Stored data:

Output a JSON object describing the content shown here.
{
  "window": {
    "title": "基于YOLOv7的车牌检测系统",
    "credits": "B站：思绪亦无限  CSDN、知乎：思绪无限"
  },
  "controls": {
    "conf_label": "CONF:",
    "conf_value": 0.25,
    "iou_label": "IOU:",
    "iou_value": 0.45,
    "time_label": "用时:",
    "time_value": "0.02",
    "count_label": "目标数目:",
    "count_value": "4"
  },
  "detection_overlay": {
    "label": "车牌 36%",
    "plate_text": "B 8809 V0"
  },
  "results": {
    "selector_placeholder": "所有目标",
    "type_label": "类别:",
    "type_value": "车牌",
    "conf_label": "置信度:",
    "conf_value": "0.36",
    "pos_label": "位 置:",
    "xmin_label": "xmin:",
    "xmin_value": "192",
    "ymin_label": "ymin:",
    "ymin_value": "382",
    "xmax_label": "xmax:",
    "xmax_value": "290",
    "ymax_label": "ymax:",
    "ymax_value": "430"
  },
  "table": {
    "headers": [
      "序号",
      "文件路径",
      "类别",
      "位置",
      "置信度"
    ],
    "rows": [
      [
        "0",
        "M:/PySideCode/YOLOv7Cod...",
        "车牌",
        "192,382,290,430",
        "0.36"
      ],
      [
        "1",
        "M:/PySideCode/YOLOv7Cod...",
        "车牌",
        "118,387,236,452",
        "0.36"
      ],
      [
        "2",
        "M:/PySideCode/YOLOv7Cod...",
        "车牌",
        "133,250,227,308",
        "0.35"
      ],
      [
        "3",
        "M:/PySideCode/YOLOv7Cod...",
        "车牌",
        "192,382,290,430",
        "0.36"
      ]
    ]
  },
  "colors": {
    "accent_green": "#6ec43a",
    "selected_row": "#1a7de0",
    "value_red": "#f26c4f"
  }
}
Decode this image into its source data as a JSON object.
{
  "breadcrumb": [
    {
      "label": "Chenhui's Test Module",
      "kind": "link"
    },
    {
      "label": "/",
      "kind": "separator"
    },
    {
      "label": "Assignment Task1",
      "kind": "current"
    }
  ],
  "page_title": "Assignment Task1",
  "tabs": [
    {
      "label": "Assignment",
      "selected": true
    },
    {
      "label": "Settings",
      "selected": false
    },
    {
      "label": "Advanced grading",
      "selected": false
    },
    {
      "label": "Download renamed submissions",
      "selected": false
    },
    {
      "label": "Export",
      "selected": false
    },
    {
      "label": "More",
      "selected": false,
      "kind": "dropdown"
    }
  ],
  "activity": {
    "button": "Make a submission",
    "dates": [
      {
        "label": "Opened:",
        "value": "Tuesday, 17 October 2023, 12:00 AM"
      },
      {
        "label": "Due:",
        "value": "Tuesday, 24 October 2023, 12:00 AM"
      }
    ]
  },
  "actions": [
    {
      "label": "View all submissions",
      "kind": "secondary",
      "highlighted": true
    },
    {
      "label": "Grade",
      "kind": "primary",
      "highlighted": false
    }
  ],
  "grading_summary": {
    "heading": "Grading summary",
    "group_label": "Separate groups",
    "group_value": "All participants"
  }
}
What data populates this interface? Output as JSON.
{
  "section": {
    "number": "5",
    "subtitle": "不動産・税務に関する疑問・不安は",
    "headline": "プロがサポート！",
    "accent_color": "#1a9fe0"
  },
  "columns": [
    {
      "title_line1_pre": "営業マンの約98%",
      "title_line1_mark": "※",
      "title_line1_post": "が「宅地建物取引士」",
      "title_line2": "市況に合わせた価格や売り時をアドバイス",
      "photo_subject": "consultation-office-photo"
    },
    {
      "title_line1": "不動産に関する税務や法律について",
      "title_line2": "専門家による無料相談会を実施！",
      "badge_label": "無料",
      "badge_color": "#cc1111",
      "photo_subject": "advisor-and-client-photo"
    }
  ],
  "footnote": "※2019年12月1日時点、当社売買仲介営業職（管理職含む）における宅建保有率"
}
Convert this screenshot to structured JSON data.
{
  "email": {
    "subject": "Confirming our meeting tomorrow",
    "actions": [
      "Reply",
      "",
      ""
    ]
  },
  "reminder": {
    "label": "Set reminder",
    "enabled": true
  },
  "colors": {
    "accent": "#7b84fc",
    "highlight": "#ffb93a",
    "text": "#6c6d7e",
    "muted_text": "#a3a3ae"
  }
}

Exercise >> Transcribe each record exactly. Leave nothing out.

Answer >>
Output a JSON object describing the content shown here.
{
  "window": {
    "title": "基于YOLOv7的车牌检测系统",
    "credits": "B站：思绪亦无限  CSDN、知乎：思绪无限"
  },
  "controls": {
    "conf_label": "CONF:",
    "conf_value": 0.25,
    "iou_label": "IOU:",
    "iou_value": 0.45,
    "time_label": "用时:",
    "time_value": "0.02",
    "count_label": "目标数目:",
    "count_value": "4"
  },
  "detection_overlay": {
    "label": "车牌 36%",
    "plate_text": "B 8809 V0"
  },
  "results": {
    "selector_placeholder": "所有目标",
    "type_label": "类别:",
    "type_value": "车牌",
    "conf_label": "置信度:",
    "conf_value": "0.36",
    "pos_label": "位 置:",
    "xmin_label": "xmin:",
    "xmin_value": "192",
    "ymin_label": "ymin:",
    "ymin_value": "382",
    "xmax_label": "xmax:",
    "xmax_value": "290",
    "ymax_label": "ymax:",
    "ymax_value": "430"
  },
  "table": {
    "headers": [
      "序号",
      "文件路径",
      "类别",
      "位置",
      "置信度"
    ],
    "rows": [
      [
        "0",
        "M:/PySideCode/YOLOv7Cod...",
        "车牌",
        "192,382,290,430",
        "0.36"
      ],
      [
        "1",
        "M:/PySideCode/YOLOv7Cod...",
        "车牌",
        "118,387,236,452",
        "0.36"
      ],
      [
        "2",
        "M:/PySideCode/YOLOv7Cod...",
        "车牌",
        "133,250,227,308",
        "0.35"
      ],
      [
        "3",
        "M:/PySideCode/YOLOv7Cod...",
        "车牌",
        "192,382,290,430",
        "0.36"
      ]
    ]
  },
  "colors": {
    "accent_green": "#6ec43a",
    "selected_row": "#1a7de0",
    "value_red": "#f26c4f"
  }
}
Decode this image into its source data as a JSON object.
{
  "breadcrumb": [
    {
      "label": "Chenhui's Test Module",
      "kind": "link"
    },
    {
      "label": "/",
      "kind": "separator"
    },
    {
      "label": "Assignment Task1",
      "kind": "current"
    }
  ],
  "page_title": "Assignment Task1",
  "tabs": [
    {
      "label": "Assignment",
      "selected": true
    },
    {
      "label": "Settings",
      "selected": false
    },
    {
      "label": "Advanced grading",
      "selected": false
    },
    {
      "label": "Download renamed submissions",
      "selected": false
    },
    {
      "label": "Export",
      "selected": false
    },
    {
      "label": "More",
      "selected": false,
      "kind": "dropdown"
    }
  ],
  "activity": {
    "button": "Make a submission",
    "dates": [
      {
        "label": "Opened:",
        "value": "Tuesday, 17 October 2023, 12:00 AM"
      },
      {
        "label": "Due:",
        "value": "Tuesday, 24 October 2023, 12:00 AM"
      }
    ]
  },
  "actions": [
    {
      "label": "View all submissions",
      "kind": "secondary",
      "highlighted": true
    },
    {
      "label": "Grade",
      "kind": "primary",
      "highlighted": false
    }
  ],
  "grading_summary": {
    "heading": "Grading summary",
    "group_label": "Separate groups",
    "group_value": "All participants"
  }
}
What data populates this interface? Output as JSON.
{
  "section": {
    "number": "5",
    "subtitle": "不動産・税務に関する疑問・不安は",
    "headline": "プロがサポート！",
    "accent_color": "#1a9fe0"
  },
  "columns": [
    {
      "title_line1_pre": "営業マンの約98%",
      "title_line1_mark": "※",
      "title_line1_post": "が「宅地建物取引士」",
      "title_line2": "市況に合わせた価格や売り時をアドバイス",
      "photo_subject": "consultation-office-photo"
    },
    {
      "title_line1": "不動産に関する税務や法律について",
      "title_line2": "専門家による無料相談会を実施！",
      "badge_label": "無料",
      "badge_color": "#cc1111",
      "photo_subject": "advisor-and-client-photo"
    }
  ],
  "footnote": "※2019年12月1日時点、当社売買仲介営業職（管理職含む）における宅建保有率"
}
Convert this screenshot to structured JSON data.
{
  "email": {
    "subject": "Confirming our meeting tomorrow",
    "actions": [
      "Reply",
      "",
      ""
    ]
  },
  "reminder": {
    "label": "Set reminder",
    "enabled": true
  },
  "colors": {
    "accent": "#7b84fc",
    "highlight": "#ffb93a",
    "text": "#6c6d7e",
    "muted_text": "#a3a3ae"
  }
}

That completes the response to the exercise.